# EXERCISE PROMPT
Below is a block of data; give all of it again word for word.

# RAW DATA
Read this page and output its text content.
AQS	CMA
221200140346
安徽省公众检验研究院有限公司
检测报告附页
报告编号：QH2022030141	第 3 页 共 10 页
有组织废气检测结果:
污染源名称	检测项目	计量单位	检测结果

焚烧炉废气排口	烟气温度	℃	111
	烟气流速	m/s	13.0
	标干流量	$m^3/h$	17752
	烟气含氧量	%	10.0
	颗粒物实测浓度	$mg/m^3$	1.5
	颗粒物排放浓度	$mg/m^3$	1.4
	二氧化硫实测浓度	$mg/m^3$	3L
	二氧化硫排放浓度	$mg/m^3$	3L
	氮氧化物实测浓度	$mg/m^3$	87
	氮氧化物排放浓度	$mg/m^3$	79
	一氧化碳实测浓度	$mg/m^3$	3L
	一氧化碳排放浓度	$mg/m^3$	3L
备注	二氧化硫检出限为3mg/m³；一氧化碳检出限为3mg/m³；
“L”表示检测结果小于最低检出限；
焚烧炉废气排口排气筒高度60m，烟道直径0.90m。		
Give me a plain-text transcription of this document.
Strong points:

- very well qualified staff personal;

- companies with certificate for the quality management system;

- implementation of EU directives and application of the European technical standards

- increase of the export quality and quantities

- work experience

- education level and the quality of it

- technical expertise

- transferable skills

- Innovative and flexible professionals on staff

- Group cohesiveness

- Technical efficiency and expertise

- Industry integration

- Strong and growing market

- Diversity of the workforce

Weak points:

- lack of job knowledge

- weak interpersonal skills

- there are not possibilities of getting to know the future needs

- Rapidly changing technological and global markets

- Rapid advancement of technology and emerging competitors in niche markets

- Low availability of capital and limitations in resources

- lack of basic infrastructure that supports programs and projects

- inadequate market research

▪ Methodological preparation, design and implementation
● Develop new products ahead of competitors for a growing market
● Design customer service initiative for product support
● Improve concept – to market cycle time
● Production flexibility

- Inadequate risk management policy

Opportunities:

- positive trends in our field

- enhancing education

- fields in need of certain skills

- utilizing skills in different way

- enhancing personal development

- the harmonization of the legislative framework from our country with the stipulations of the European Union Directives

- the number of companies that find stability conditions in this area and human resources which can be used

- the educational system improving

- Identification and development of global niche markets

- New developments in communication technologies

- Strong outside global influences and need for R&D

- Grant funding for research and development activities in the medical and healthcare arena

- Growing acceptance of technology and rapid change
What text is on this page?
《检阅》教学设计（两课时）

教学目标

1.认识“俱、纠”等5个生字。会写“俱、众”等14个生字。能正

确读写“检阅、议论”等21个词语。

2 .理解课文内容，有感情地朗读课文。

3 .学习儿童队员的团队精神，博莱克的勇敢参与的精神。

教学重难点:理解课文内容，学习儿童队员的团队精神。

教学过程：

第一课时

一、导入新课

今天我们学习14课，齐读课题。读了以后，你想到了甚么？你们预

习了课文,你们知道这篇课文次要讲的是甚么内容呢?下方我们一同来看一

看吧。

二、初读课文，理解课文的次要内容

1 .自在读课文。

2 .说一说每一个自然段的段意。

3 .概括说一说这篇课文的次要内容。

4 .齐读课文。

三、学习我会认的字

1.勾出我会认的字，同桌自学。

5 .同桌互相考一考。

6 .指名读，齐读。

# THE ANSWER
Read this page and output its text content.
AQS	CMA
221200140346
安徽省公众检验研究院有限公司
检测报告附页
报告编号：QH2022030141	第 3 页 共 10 页
有组织废气检测结果:
污染源名称	检测项目	计量单位	检测结果

焚烧炉废气排口	烟气温度	℃	111
	烟气流速	m/s	13.0
	标干流量	$m^3/h$	17752
	烟气含氧量	%	10.0
	颗粒物实测浓度	$mg/m^3$	1.5
	颗粒物排放浓度	$mg/m^3$	1.4
	二氧化硫实测浓度	$mg/m^3$	3L
	二氧化硫排放浓度	$mg/m^3$	3L
	氮氧化物实测浓度	$mg/m^3$	87
	氮氧化物排放浓度	$mg/m^3$	79
	一氧化碳实测浓度	$mg/m^3$	3L
	一氧化碳排放浓度	$mg/m^3$	3L
备注	二氧化硫检出限为3mg/m³；一氧化碳检出限为3mg/m³；
“L”表示检测结果小于最低检出限；
焚烧炉废气排口排气筒高度60m，烟道直径0.90m。		
Give me a plain-text transcription of this document.
Strong points:

- very well qualified staff personal;

- companies with certificate for the quality management system;

- implementation of EU directives and application of the European technical standards

- increase of the export quality and quantities

- work experience

- education level and the quality of it

- technical expertise

- transferable skills

- Innovative and flexible professionals on staff

- Group cohesiveness

- Technical efficiency and expertise

- Industry integration

- Strong and growing market

- Diversity of the workforce

Weak points:

- lack of job knowledge

- weak interpersonal skills

- there are not possibilities of getting to know the future needs

- Rapidly changing technological and global markets

- Rapid advancement of technology and emerging competitors in niche markets

- Low availability of capital and limitations in resources

- lack of basic infrastructure that supports programs and projects

- inadequate market research

▪ Methodological preparation, design and implementation
● Develop new products ahead of competitors for a growing market
● Design customer service initiative for product support
● Improve concept – to market cycle time
● Production flexibility

- Inadequate risk management policy

Opportunities:

- positive trends in our field

- enhancing education

- fields in need of certain skills

- utilizing skills in different way

- enhancing personal development

- the harmonization of the legislative framework from our country with the stipulations of the European Union Directives

- the number of companies that find stability conditions in this area and human resources which can be used

- the educational system improving

- Identification and development of global niche markets

- New developments in communication technologies

- Strong outside global influences and need for R&D

- Grant funding for research and development activities in the medical and healthcare arena

- Growing acceptance of technology and rapid change
What text is on this page?
《检阅》教学设计（两课时）

教学目标

1.认识“俱、纠”等5个生字。会写“俱、众”等14个生字。能正

确读写“检阅、议论”等21个词语。

2 .理解课文内容，有感情地朗读课文。

3 .学习儿童队员的团队精神，博莱克的勇敢参与的精神。

教学重难点:理解课文内容，学习儿童队员的团队精神。

教学过程：

第一课时

一、导入新课

今天我们学习14课，齐读课题。读了以后，你想到了甚么？你们预

习了课文,你们知道这篇课文次要讲的是甚么内容呢?下方我们一同来看一

看吧。

二、初读课文，理解课文的次要内容

1 .自在读课文。

2 .说一说每一个自然段的段意。

3 .概括说一说这篇课文的次要内容。

4 .齐读课文。

三、学习我会认的字

1.勾出我会认的字，同桌自学。

5 .同桌互相考一考。

6 .指名读，齐读。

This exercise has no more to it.